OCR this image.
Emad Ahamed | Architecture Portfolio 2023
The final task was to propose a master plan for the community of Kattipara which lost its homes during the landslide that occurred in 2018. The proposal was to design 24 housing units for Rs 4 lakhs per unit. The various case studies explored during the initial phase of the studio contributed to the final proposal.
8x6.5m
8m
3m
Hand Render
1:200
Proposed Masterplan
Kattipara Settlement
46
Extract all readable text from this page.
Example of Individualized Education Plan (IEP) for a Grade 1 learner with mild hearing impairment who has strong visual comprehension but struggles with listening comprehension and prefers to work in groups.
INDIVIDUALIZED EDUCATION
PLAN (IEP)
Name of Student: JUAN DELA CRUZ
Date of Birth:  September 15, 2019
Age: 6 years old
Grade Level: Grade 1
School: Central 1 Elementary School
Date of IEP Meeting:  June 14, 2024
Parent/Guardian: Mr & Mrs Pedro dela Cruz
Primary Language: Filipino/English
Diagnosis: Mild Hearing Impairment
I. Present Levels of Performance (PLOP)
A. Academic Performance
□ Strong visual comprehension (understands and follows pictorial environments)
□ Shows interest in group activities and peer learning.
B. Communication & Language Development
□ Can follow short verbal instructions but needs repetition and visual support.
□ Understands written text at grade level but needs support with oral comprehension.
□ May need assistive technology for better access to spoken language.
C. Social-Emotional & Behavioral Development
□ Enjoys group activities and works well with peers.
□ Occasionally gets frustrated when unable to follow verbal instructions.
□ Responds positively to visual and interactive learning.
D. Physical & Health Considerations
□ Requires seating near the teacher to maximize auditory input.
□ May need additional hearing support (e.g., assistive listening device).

- **Task details**: Reproduce every line above without error.

- **Final result**:
OCR this image.
Emad Ahamed | Architecture Portfolio 2023
The final task was to propose a master plan for the community of Kattipara which lost its homes during the landslide that occurred in 2018. The proposal was to design 24 housing units for Rs 4 lakhs per unit. The various case studies explored during the initial phase of the studio contributed to the final proposal.
8x6.5m
8m
3m
Hand Render
1:200
Proposed Masterplan
Kattipara Settlement
46
Extract all readable text from this page.
Example of Individualized Education Plan (IEP) for a Grade 1 learner with mild hearing impairment who has strong visual comprehension but struggles with listening comprehension and prefers to work in groups.
INDIVIDUALIZED EDUCATION
PLAN (IEP)
Name of Student: JUAN DELA CRUZ
Date of Birth:  September 15, 2019
Age: 6 years old
Grade Level: Grade 1
School: Central 1 Elementary School
Date of IEP Meeting:  June 14, 2024
Parent/Guardian: Mr & Mrs Pedro dela Cruz
Primary Language: Filipino/English
Diagnosis: Mild Hearing Impairment
I. Present Levels of Performance (PLOP)
A. Academic Performance
□ Strong visual comprehension (understands and follows pictorial environments)
□ Shows interest in group activities and peer learning.
B. Communication & Language Development
□ Can follow short verbal instructions but needs repetition and visual support.
□ Understands written text at grade level but needs support with oral comprehension.
□ May need assistive technology for better access to spoken language.
C. Social-Emotional & Behavioral Development
□ Enjoys group activities and works well with peers.
□ Occasionally gets frustrated when unable to follow verbal instructions.
□ Responds positively to visual and interactive learning.
D. Physical & Health Considerations
□ Requires seating near the teacher to maximize auditory input.
□ May need additional hearing support (e.g., assistive listening device).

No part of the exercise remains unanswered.